Goal of the exercise
Where a line below holds the string "color", copy that line.

Extracted information
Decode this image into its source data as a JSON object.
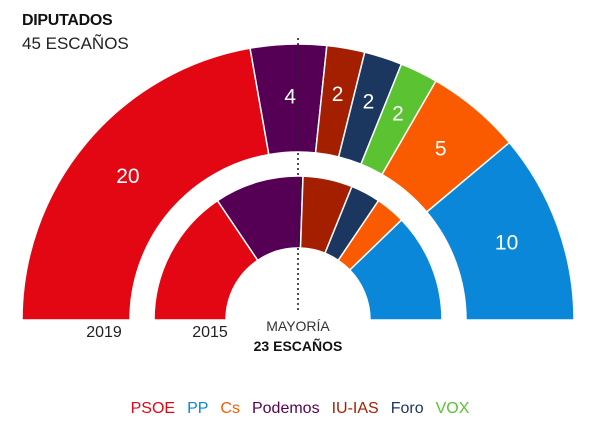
{
  "chart_data": {
    "type": "parliament-semicircle",
    "title": "DIPUTADOS",
    "subtitle": "45 ESCAÑOS",
    "total_seats": 45,
    "majority": {
      "label": "MAYORÍA",
      "value_label": "23 ESCAÑOS",
      "seats": 23
    },
    "parties": [
      {
        "name": "PSOE",
        "color": "#e30613"
      },
      {
        "name": "PP",
        "color": "#0a87d8"
      },
      {
        "name": "Cs",
        "color": "#fa5a00"
      },
      {
        "name": "Podemos",
        "color": "#560055"
      },
      {
        "name": "IU-IAS",
        "color": "#a31f00"
      },
      {
        "name": "Foro",
        "color": "#1b3760"
      },
      {
        "name": "VOX",
        "color": "#5bc232"
      }
    ],
    "series": [
      {
        "name": "2019",
        "order": [
          "PSOE",
          "Podemos",
          "IU-IAS",
          "Foro",
          "VOX",
          "Cs",
          "PP"
        ],
        "values": [
          20,
          4,
          2,
          2,
          2,
          5,
          10
        ],
        "labels_shown": true
      },
      {
        "name": "2015",
        "order": [
          "PSOE",
          "Podemos",
          "IU-IAS",
          "Foro",
          "Cs",
          "PP"
        ],
        "values": [
          14,
          9,
          5,
          3,
          3,
          11
        ],
        "labels_shown": false
      }
    ]
  }
}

Correct response
        "color": "#e30613"
        "color": "#0a87d8"
        "color": "#fa5a00"
        "color": "#560055"
        "color": "#a31f00"
        "color": "#1b3760"
        "color": "#5bc232"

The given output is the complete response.